[start of DATA LISTING]

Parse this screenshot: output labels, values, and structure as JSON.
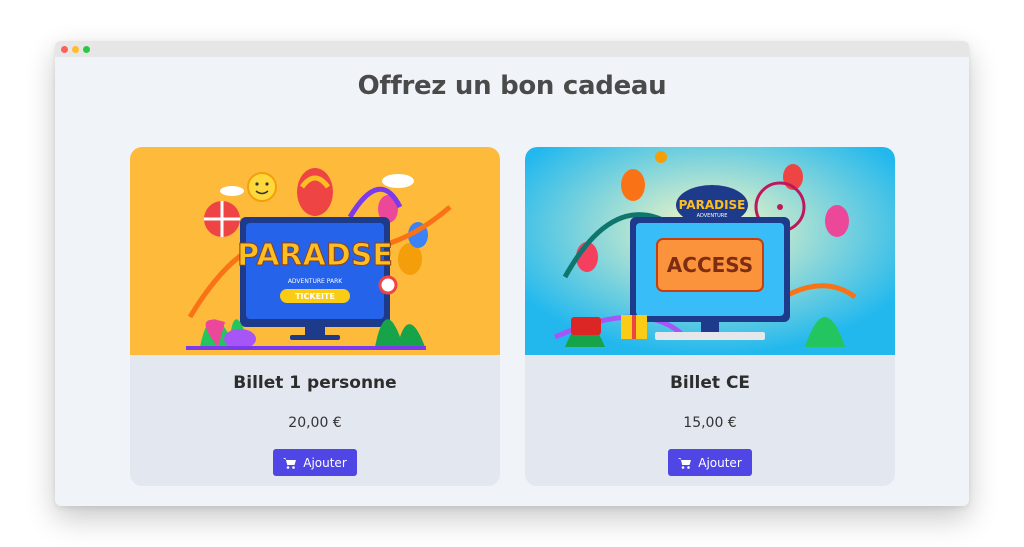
{
  "page": {
    "title": "Offrez un bon cadeau"
  },
  "products": [
    {
      "name": "Billet 1 personne",
      "price": "20,00 €",
      "button_label": "Ajouter",
      "image": {
        "brand": "PARADISE",
        "sub": "ADVENTURE PARK",
        "ticket": "TICKETS",
        "background": "#fdba3b"
      }
    },
    {
      "name": "Billet CE",
      "price": "15,00 €",
      "button_label": "Ajouter",
      "image": {
        "brand": "PARADISE",
        "sub": "ADVENTURE",
        "ticket": "ACCESS",
        "background": "#1fb6e8"
      }
    }
  ],
  "colors": {
    "button": "#4f46e5",
    "card_bg": "#e3e7ef",
    "page_bg": "#f0f3f8"
  },
  "icons": {
    "add_button": "shopping-cart-icon"
  }
}
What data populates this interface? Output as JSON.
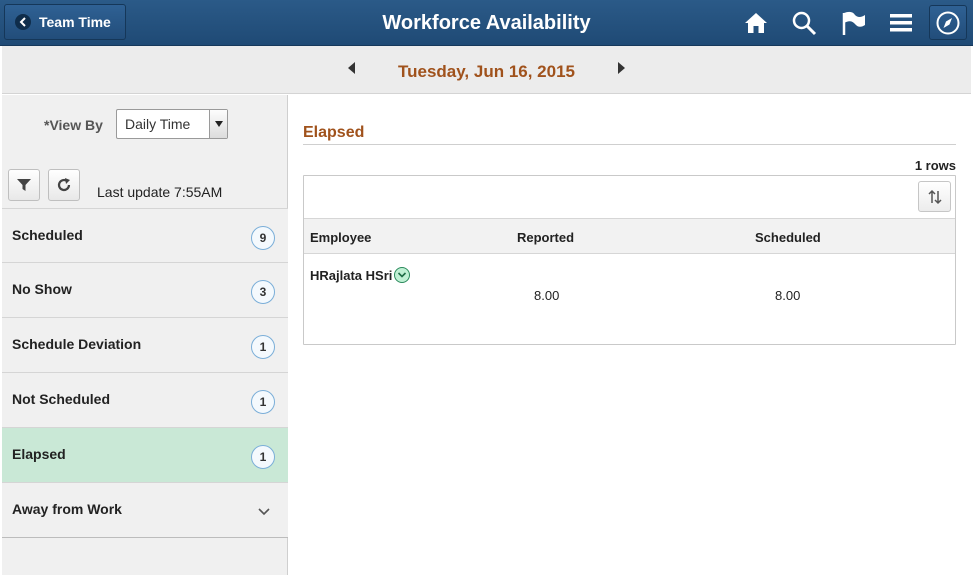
{
  "header": {
    "back_label": "Team Time",
    "title": "Workforce Availability",
    "icons": [
      "home-icon",
      "search-icon",
      "flag-icon",
      "menu-icon",
      "navbar-icon"
    ]
  },
  "datebar": {
    "date": "Tuesday, Jun 16, 2015"
  },
  "sidebar": {
    "view_by_label": "*View By",
    "view_by_value": "Daily Time",
    "last_update": "Last update 7:55AM",
    "items": [
      {
        "label": "Scheduled",
        "count": "9"
      },
      {
        "label": "No Show",
        "count": "3"
      },
      {
        "label": "Schedule Deviation",
        "count": "1"
      },
      {
        "label": "Not Scheduled",
        "count": "1"
      },
      {
        "label": "Elapsed",
        "count": "1",
        "selected": true
      },
      {
        "label": "Away from Work",
        "count": ""
      }
    ]
  },
  "main": {
    "section_title": "Elapsed",
    "rows_count": "1 rows",
    "columns": [
      "Employee",
      "Reported",
      "Scheduled"
    ],
    "rows": [
      {
        "employee": "HRajlata HSri",
        "reported": "8.00",
        "scheduled": "8.00"
      }
    ]
  },
  "colors": {
    "header_bg": "#1f4a75",
    "accent_orange": "#a0521c",
    "selected_row": "#c9e8d6"
  }
}
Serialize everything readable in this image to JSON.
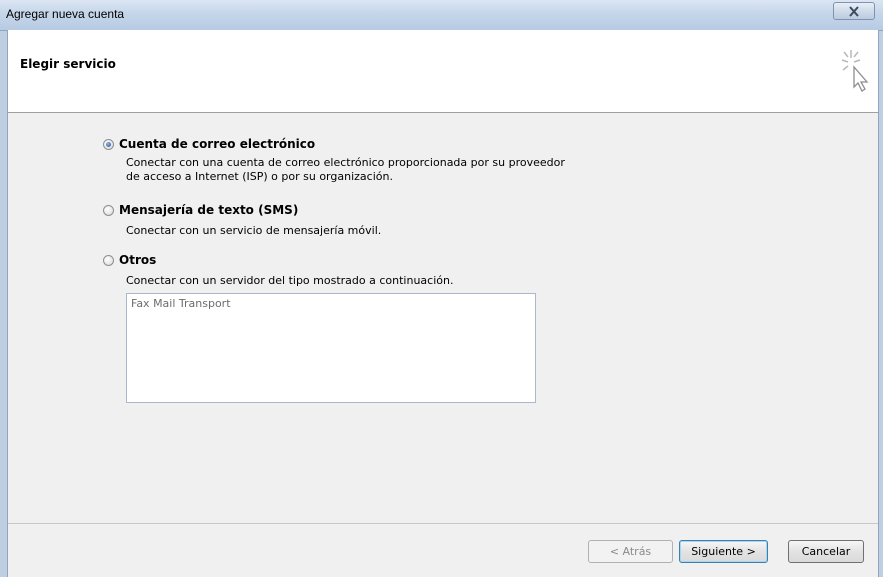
{
  "window": {
    "title": "Agregar nueva cuenta"
  },
  "header": {
    "title": "Elegir servicio",
    "icon": "magic-wand-cursor-icon"
  },
  "options": [
    {
      "label": "Cuenta de correo electrónico",
      "checked": true,
      "description_line1": "Conectar con una cuenta de correo electrónico proporcionada por su proveedor",
      "description_line2": "de acceso a Internet (ISP) o por su organización."
    },
    {
      "label": "Mensajería de texto (SMS)",
      "checked": false,
      "description_line1": "Conectar con un servicio de mensajería móvil."
    },
    {
      "label": "Otros",
      "checked": false,
      "description_line1": "Conectar con un servidor del tipo mostrado a continuación."
    }
  ],
  "other_types": {
    "items": [
      "Fax Mail Transport"
    ]
  },
  "buttons": {
    "back": "< Atrás",
    "next": "Siguiente >",
    "cancel": "Cancelar"
  }
}
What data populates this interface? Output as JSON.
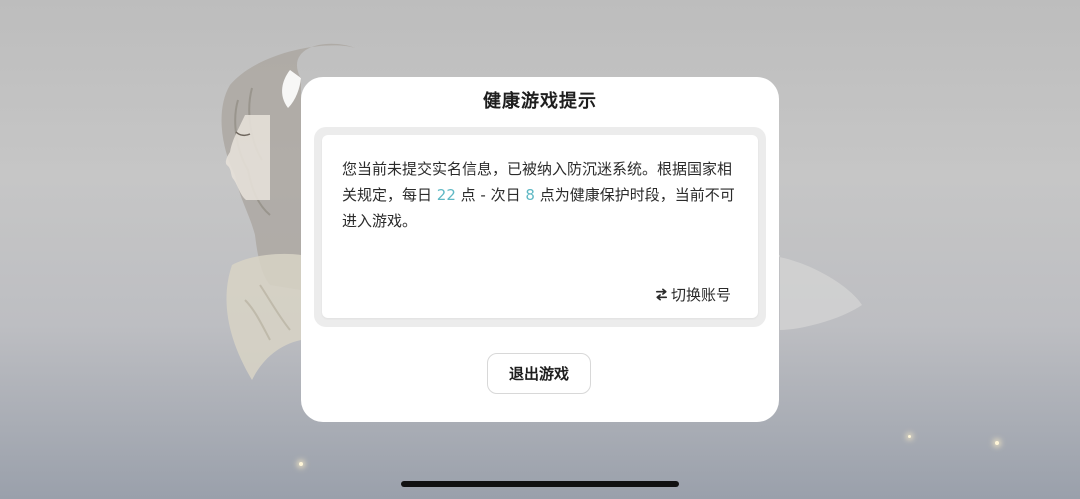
{
  "dialog": {
    "title": "健康游戏提示",
    "notice_part1": "您当前未提交实名信息，已被纳入防沉迷系统。根据国家相关规定，每日 ",
    "start_hour": "22",
    "notice_part2": " 点 - 次日 ",
    "end_hour": "8",
    "notice_part3": " 点为健康保护时段，当前不可进入游戏。",
    "switch_account_label": "切换账号",
    "exit_button_label": "退出游戏",
    "highlight_color": "#5fb8c4"
  },
  "icons": {
    "switch": "swap-arrows-icon"
  }
}
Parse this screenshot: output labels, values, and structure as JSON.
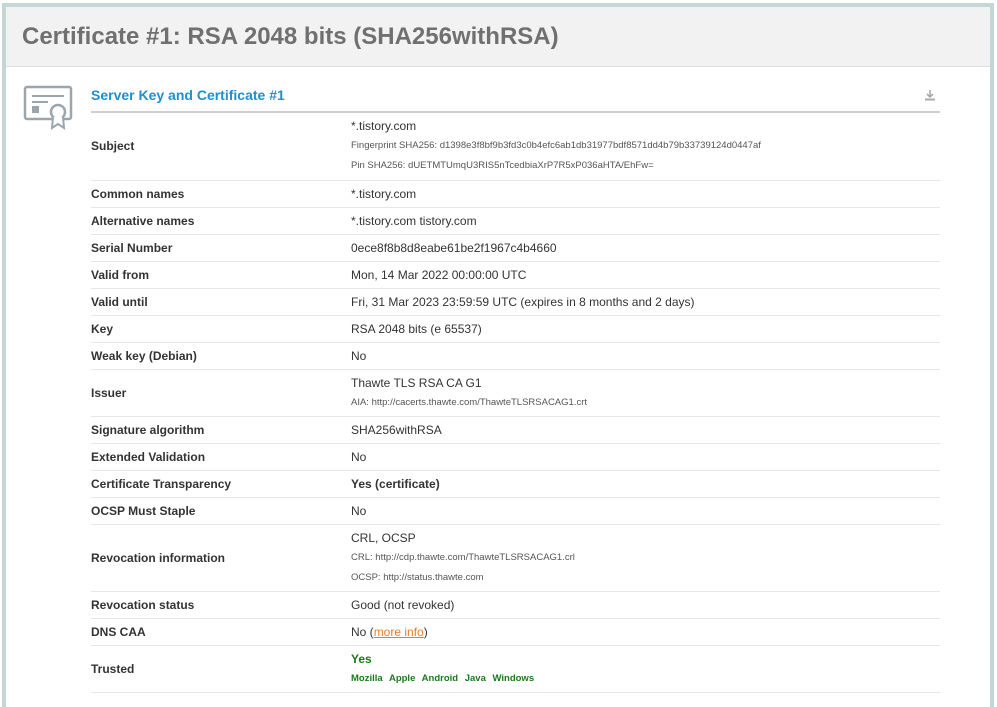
{
  "page_title": "Certificate #1: RSA 2048 bits (SHA256withRSA)",
  "section": {
    "title": "Server Key and Certificate #1",
    "icon": "certificate-icon",
    "download_icon": "download-icon"
  },
  "rows": {
    "subject": {
      "label": "Subject",
      "value": "*.tistory.com",
      "fingerprint": "Fingerprint SHA256: d1398e3f8bf9b3fd3c0b4efc6ab1db31977bdf8571dd4b79b33739124d0447af",
      "pin": "Pin SHA256: dUETMTUmqU3RIS5nTcedbiaXrP7R5xP036aHTA/EhFw="
    },
    "common_names": {
      "label": "Common names",
      "value": "*.tistory.com"
    },
    "alt_names": {
      "label": "Alternative names",
      "value": "*.tistory.com tistory.com"
    },
    "serial": {
      "label": "Serial Number",
      "value": "0ece8f8b8d8eabe61be2f1967c4b4660"
    },
    "valid_from": {
      "label": "Valid from",
      "value": "Mon, 14 Mar 2022 00:00:00 UTC"
    },
    "valid_until": {
      "label": "Valid until",
      "value": "Fri, 31 Mar 2023 23:59:59 UTC (expires in 8 months and 2 days)"
    },
    "key": {
      "label": "Key",
      "value": "RSA 2048 bits (e 65537)"
    },
    "weak_key": {
      "label": "Weak key (Debian)",
      "value": "No"
    },
    "issuer": {
      "label": "Issuer",
      "value": "Thawte TLS RSA CA G1",
      "aia": "AIA: http://cacerts.thawte.com/ThawteTLSRSACAG1.crt"
    },
    "sig_alg": {
      "label": "Signature algorithm",
      "value": "SHA256withRSA"
    },
    "ev": {
      "label": "Extended Validation",
      "value": "No"
    },
    "ct": {
      "label": "Certificate Transparency",
      "value": "Yes (certificate)"
    },
    "ocsp_staple": {
      "label": "OCSP Must Staple",
      "value": "No"
    },
    "revocation_info": {
      "label": "Revocation information",
      "value": "CRL, OCSP",
      "crl": "CRL: http://cdp.thawte.com/ThawteTLSRSACAG1.crl",
      "ocsp": "OCSP: http://status.thawte.com"
    },
    "revocation_status": {
      "label": "Revocation status",
      "value": "Good (not revoked)"
    },
    "dns_caa": {
      "label": "DNS CAA",
      "value": "No",
      "open_paren": " (",
      "link": "more info",
      "close_paren": ")"
    },
    "trusted": {
      "label": "Trusted",
      "value": "Yes",
      "platforms": [
        "Mozilla",
        "Apple",
        "Android",
        "Java",
        "Windows"
      ]
    }
  },
  "colors": {
    "accent_blue": "#1f8fcf",
    "ok_green": "#1a7a1a",
    "warn_orange": "#e87c2a",
    "frame_border": "#c5d6d6"
  }
}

[end of DATA LISTING]

EXERCISE DESCRIPTION: Every entry above is to be set down exactly; the pictures are to be left out.

ANSWER TO THE EXERCISE:
Parse this screenshot: output labels, values, and structure as JSON.
{
  "page": {
    "title": "Offrez un bon cadeau"
  },
  "products": [
    {
      "name": "Billet 1 personne",
      "price": "20,00 €",
      "button_label": "Ajouter",
      "image": {
        "brand": "PARADISE",
        "sub": "ADVENTURE PARK",
        "ticket": "TICKETS",
        "background": "#fdba3b"
      }
    },
    {
      "name": "Billet CE",
      "price": "15,00 €",
      "button_label": "Ajouter",
      "image": {
        "brand": "PARADISE",
        "sub": "ADVENTURE",
        "ticket": "ACCESS",
        "background": "#1fb6e8"
      }
    }
  ],
  "colors": {
    "button": "#4f46e5",
    "card_bg": "#e3e7ef",
    "page_bg": "#f0f3f8"
  },
  "icons": {
    "add_button": "shopping-cart-icon"
  }
}
What data populates this interface? Output as JSON.
{
  "header": {
    "back_label": "Team Time",
    "title": "Workforce Availability",
    "icons": [
      "home-icon",
      "search-icon",
      "flag-icon",
      "menu-icon",
      "navbar-icon"
    ]
  },
  "datebar": {
    "date": "Tuesday, Jun 16, 2015"
  },
  "sidebar": {
    "view_by_label": "*View By",
    "view_by_value": "Daily Time",
    "last_update": "Last update 7:55AM",
    "items": [
      {
        "label": "Scheduled",
        "count": "9"
      },
      {
        "label": "No Show",
        "count": "3"
      },
      {
        "label": "Schedule Deviation",
        "count": "1"
      },
      {
        "label": "Not Scheduled",
        "count": "1"
      },
      {
        "label": "Elapsed",
        "count": "1",
        "selected": true
      },
      {
        "label": "Away from Work",
        "count": ""
      }
    ]
  },
  "main": {
    "section_title": "Elapsed",
    "rows_count": "1 rows",
    "columns": [
      "Employee",
      "Reported",
      "Scheduled"
    ],
    "rows": [
      {
        "employee": "HRajlata HSri",
        "reported": "8.00",
        "scheduled": "8.00"
      }
    ]
  },
  "colors": {
    "header_bg": "#1f4a75",
    "accent_orange": "#a0521c",
    "selected_row": "#c9e8d6"
  }
}
Serialize everything readable in this image to JSON.
{
  "window": {
    "title": "Agregar nueva cuenta"
  },
  "header": {
    "title": "Elegir servicio",
    "icon": "magic-wand-cursor-icon"
  },
  "options": [
    {
      "label": "Cuenta de correo electrónico",
      "checked": true,
      "description_line1": "Conectar con una cuenta de correo electrónico proporcionada por su proveedor",
      "description_line2": "de acceso a Internet (ISP) o por su organización."
    },
    {
      "label": "Mensajería de texto (SMS)",
      "checked": false,
      "description_line1": "Conectar con un servicio de mensajería móvil."
    },
    {
      "label": "Otros",
      "checked": false,
      "description_line1": "Conectar con un servidor del tipo mostrado a continuación."
    }
  ],
  "other_types": {
    "items": [
      "Fax Mail Transport"
    ]
  },
  "buttons": {
    "back": "< Atrás",
    "next": "Siguiente >",
    "cancel": "Cancelar"
  }
}
What data populates this interface? Output as JSON.
{
  "dialog": {
    "title": "健康游戏提示",
    "notice_part1": "您当前未提交实名信息，已被纳入防沉迷系统。根据国家相关规定，每日 ",
    "start_hour": "22",
    "notice_part2": " 点 - 次日 ",
    "end_hour": "8",
    "notice_part3": " 点为健康保护时段，当前不可进入游戏。",
    "switch_account_label": "切换账号",
    "exit_button_label": "退出游戏",
    "highlight_color": "#5fb8c4"
  },
  "icons": {
    "switch": "swap-arrows-icon"
  }
}
Parse this screenshot: output labels, values, and structure as JSON.
{
  "page_title": "Certificate #1: RSA 2048 bits (SHA256withRSA)",
  "section": {
    "title": "Server Key and Certificate #1",
    "icon": "certificate-icon",
    "download_icon": "download-icon"
  },
  "rows": {
    "subject": {
      "label": "Subject",
      "value": "*.tistory.com",
      "fingerprint": "Fingerprint SHA256: d1398e3f8bf9b3fd3c0b4efc6ab1db31977bdf8571dd4b79b33739124d0447af",
      "pin": "Pin SHA256: dUETMTUmqU3RIS5nTcedbiaXrP7R5xP036aHTA/EhFw="
    },
    "common_names": {
      "label": "Common names",
      "value": "*.tistory.com"
    },
    "alt_names": {
      "label": "Alternative names",
      "value": "*.tistory.com tistory.com"
    },
    "serial": {
      "label": "Serial Number",
      "value": "0ece8f8b8d8eabe61be2f1967c4b4660"
    },
    "valid_from": {
      "label": "Valid from",
      "value": "Mon, 14 Mar 2022 00:00:00 UTC"
    },
    "valid_until": {
      "label": "Valid until",
      "value": "Fri, 31 Mar 2023 23:59:59 UTC (expires in 8 months and 2 days)"
    },
    "key": {
      "label": "Key",
      "value": "RSA 2048 bits (e 65537)"
    },
    "weak_key": {
      "label": "Weak key (Debian)",
      "value": "No"
    },
    "issuer": {
      "label": "Issuer",
      "value": "Thawte TLS RSA CA G1",
      "aia": "AIA: http://cacerts.thawte.com/ThawteTLSRSACAG1.crt"
    },
    "sig_alg": {
      "label": "Signature algorithm",
      "value": "SHA256withRSA"
    },
    "ev": {
      "label": "Extended Validation",
      "value": "No"
    },
    "ct": {
      "label": "Certificate Transparency",
      "value": "Yes (certificate)"
    },
    "ocsp_staple": {
      "label": "OCSP Must Staple",
      "value": "No"
    },
    "revocation_info": {
      "label": "Revocation information",
      "value": "CRL, OCSP",
      "crl": "CRL: http://cdp.thawte.com/ThawteTLSRSACAG1.crl",
      "ocsp": "OCSP: http://status.thawte.com"
    },
    "revocation_status": {
      "label": "Revocation status",
      "value": "Good (not revoked)"
    },
    "dns_caa": {
      "label": "DNS CAA",
      "value": "No",
      "open_paren": " (",
      "link": "more info",
      "close_paren": ")"
    },
    "trusted": {
      "label": "Trusted",
      "value": "Yes",
      "platforms": [
        "Mozilla",
        "Apple",
        "Android",
        "Java",
        "Windows"
      ]
    }
  },
  "colors": {
    "accent_blue": "#1f8fcf",
    "ok_green": "#1a7a1a",
    "warn_orange": "#e87c2a",
    "frame_border": "#c5d6d6"
  }
}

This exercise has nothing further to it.